TRECHO FORNECIDO
%%
Um pequeno espaço comercial rudimentar: seu estúdio e, depois do expediente, lugar para encenar e representar papéis juvenis, em poses e atitudes que refletem o zeitgeist da África Ocidental e da África Central no início da década de 1970. A euforia dos festejos da independência do início da década de 1960 havia ficado para trás, bem antes. Sucederam-se golpes de Estado, a derrubada de ícones políticos, a selvageria de guerras civis. Uma nova ordenação se revelava gradualmente na década que tinha início.
Na confinada República Centro-Africana, sem saída para o mar, o jovem Samuel Fosso concebeu um precário ritual cotidiano. Os clientes se dirigiam ao estúdio para serem fotografados e se posicionavam diante de panos de fundo coloridos, depois obedeciam a instruções e incentivos do jovem fotógrafo, no comando da câmera e dos refletores. As imagens resultantes eram uma espécie de confirmação dos retratados, fotografias que comprovavam sua importância social, que expunham o mero fato de sua existência, de sua importância visual.
%%
Alguns registros
%%
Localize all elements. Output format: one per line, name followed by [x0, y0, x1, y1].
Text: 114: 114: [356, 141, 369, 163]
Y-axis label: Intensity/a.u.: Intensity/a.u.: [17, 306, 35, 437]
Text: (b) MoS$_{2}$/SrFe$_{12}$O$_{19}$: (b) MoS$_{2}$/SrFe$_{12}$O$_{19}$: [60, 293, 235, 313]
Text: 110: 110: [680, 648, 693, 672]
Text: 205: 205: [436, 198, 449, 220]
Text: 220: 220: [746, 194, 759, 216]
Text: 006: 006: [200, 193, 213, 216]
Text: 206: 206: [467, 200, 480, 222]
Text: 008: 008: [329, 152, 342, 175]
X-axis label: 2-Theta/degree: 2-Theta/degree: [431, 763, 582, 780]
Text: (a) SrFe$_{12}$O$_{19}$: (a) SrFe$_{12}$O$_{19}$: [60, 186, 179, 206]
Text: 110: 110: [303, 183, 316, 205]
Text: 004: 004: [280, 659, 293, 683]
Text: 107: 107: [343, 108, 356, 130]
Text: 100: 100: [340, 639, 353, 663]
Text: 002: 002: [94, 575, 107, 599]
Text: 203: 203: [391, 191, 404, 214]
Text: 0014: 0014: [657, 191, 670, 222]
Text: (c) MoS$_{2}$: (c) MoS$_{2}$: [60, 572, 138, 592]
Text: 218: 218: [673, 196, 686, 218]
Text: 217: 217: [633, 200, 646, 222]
%%
TAREFAS
1. Reescreva de forma mais concisa o parágrafo do trecho que começa com "Na confinada República Centro-Africana", mantendo seus fatos principais.
2. De acordo com o trecho, em que país o jovem Samuel Fosso concebeu seu ritual cotidiano?
Não é necessário consultar a listagem.

PROBLEMAS RESOLVIDOS
1. Na República Centro-Africana, país sem saída para o mar, o jovem Samuel Fosso criou um ritual diário. Os clientes iam ao estúdio, posavam diante de fundos coloridos e seguiam as orientações do fotógrafo, que operava a câmera e os refletores. As fotos confirmavam a importância social dos retratados e a própria existência deles.

2. Na República Centro-Africana.